— Problem to solve —
Examine the material below and count the lines that hold the word "title". Report only the number.

— Stored data entries —

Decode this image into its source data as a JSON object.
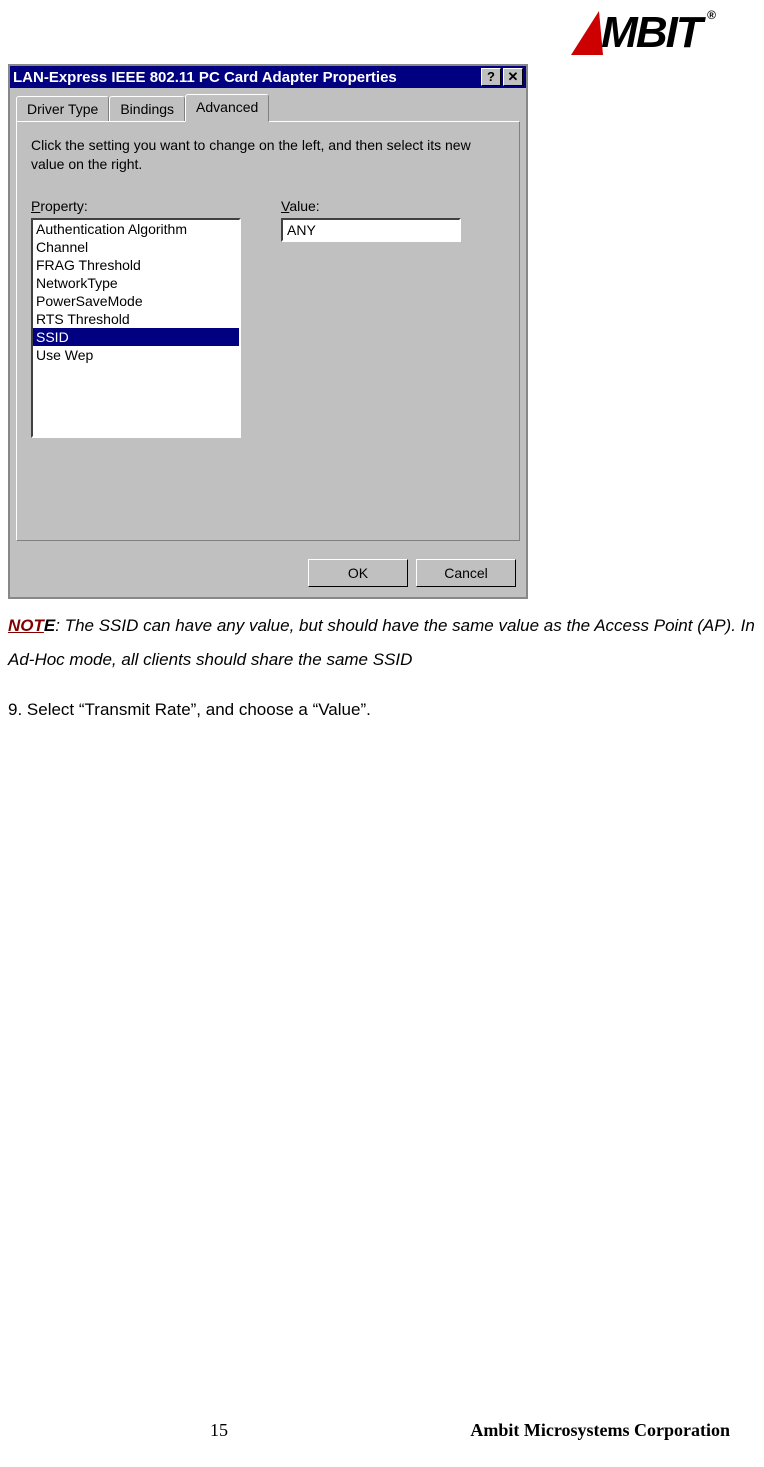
{
  "logo": {
    "text": "MBIT",
    "registered": "®"
  },
  "dialog": {
    "title": "LAN-Express IEEE 802.11 PC Card Adapter Properties",
    "help_glyph": "?",
    "close_glyph": "✕",
    "tabs": [
      {
        "label": "Driver Type"
      },
      {
        "label": "Bindings"
      },
      {
        "label": "Advanced"
      }
    ],
    "active_tab_index": 2,
    "instruction": "Click the setting you want to change on the left, and then select its new value on the right.",
    "property_label": "Property:",
    "value_label": "Value:",
    "properties": [
      "Authentication Algorithm",
      "Channel",
      "FRAG Threshold",
      "NetworkType",
      "PowerSaveMode",
      "RTS Threshold",
      "SSID",
      "Use Wep"
    ],
    "selected_property_index": 6,
    "value_text": "ANY",
    "ok_label": "OK",
    "cancel_label": "Cancel"
  },
  "document": {
    "note_label": "NOT",
    "note_label_tail": "E",
    "note_text": ": The SSID can have any value, but should have the same value as the Access Point (AP). In Ad-Hoc mode, all clients should share the same SSID",
    "step": "9. Select “Transmit Rate”, and choose a “Value”."
  },
  "footer": {
    "page_number": "15",
    "corporation": "Ambit Microsystems Corporation"
  }
}
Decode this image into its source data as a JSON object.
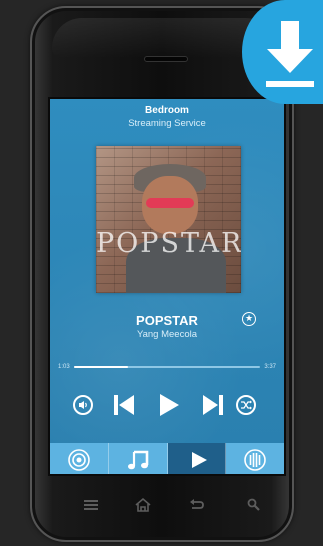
{
  "header": {
    "room": "Bedroom",
    "service": "Streaming Service"
  },
  "album": {
    "cover_text": "POPSTAR"
  },
  "now_playing": {
    "title": "POPSTAR",
    "artist": "Yang Meecola",
    "favorite_icon": "star-circle-icon"
  },
  "progress": {
    "elapsed": "1:03",
    "duration": "3:37",
    "fraction": 0.29
  },
  "controls": [
    {
      "name": "volume-button",
      "icon": "volume-icon"
    },
    {
      "name": "previous-button",
      "icon": "skip-back-icon"
    },
    {
      "name": "play-button",
      "icon": "play-icon"
    },
    {
      "name": "next-button",
      "icon": "skip-forward-icon"
    },
    {
      "name": "shuffle-button",
      "icon": "shuffle-icon"
    }
  ],
  "tabs": [
    {
      "name": "tab-zones",
      "icon": "target-icon",
      "active": false
    },
    {
      "name": "tab-music",
      "icon": "music-note-icon",
      "active": false
    },
    {
      "name": "tab-now-playing",
      "icon": "play-icon",
      "active": true
    },
    {
      "name": "tab-queue",
      "icon": "bars-circle-icon",
      "active": false
    }
  ],
  "nav_bar": [
    "menu-icon",
    "home-icon",
    "back-icon",
    "search-icon"
  ],
  "download_badge": {
    "icon": "download-arrow-icon"
  },
  "colors": {
    "screen": "#2e87b7",
    "tabbar": "#5db3e1",
    "tab_active": "#1f5f8a",
    "badge": "#27a5df"
  }
}
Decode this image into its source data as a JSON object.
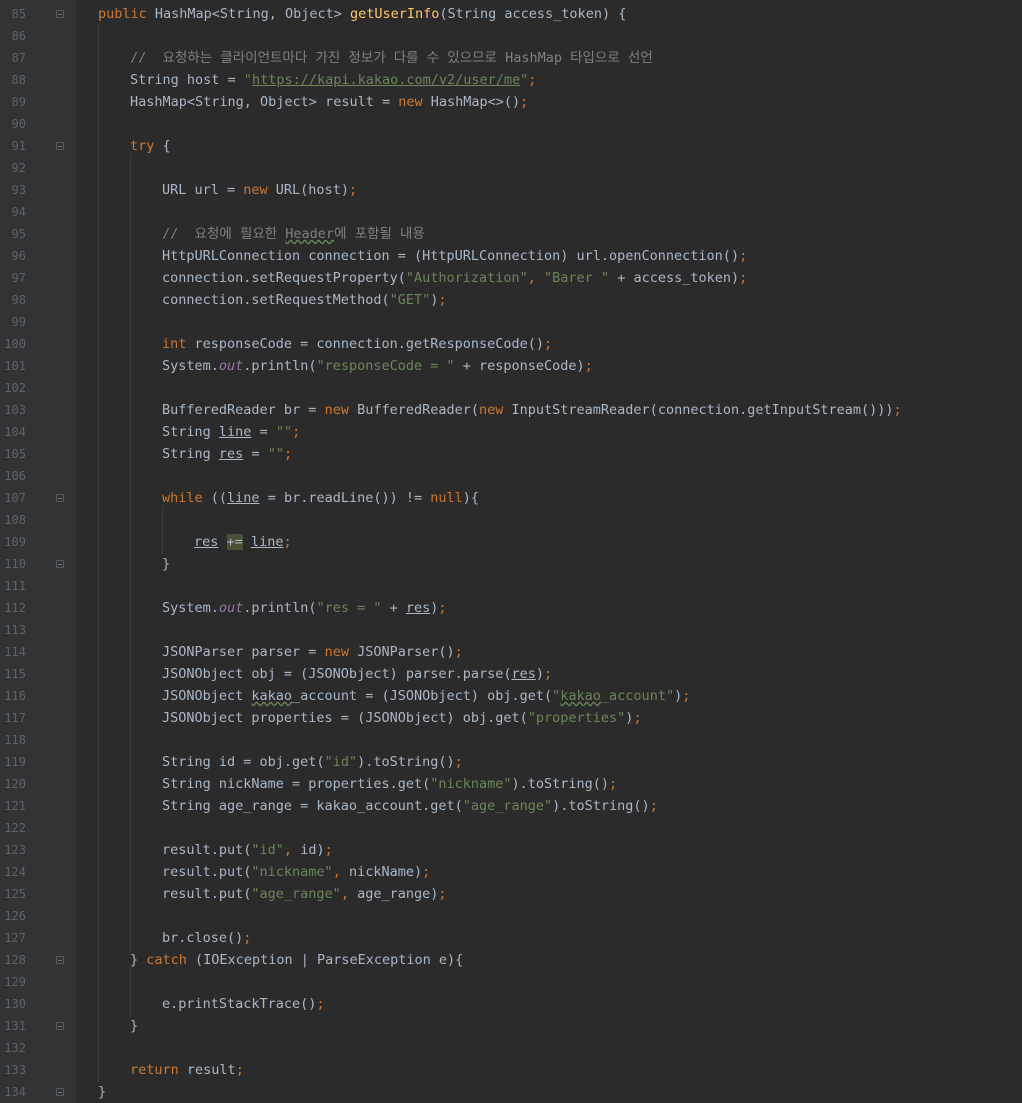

— Complete response —
2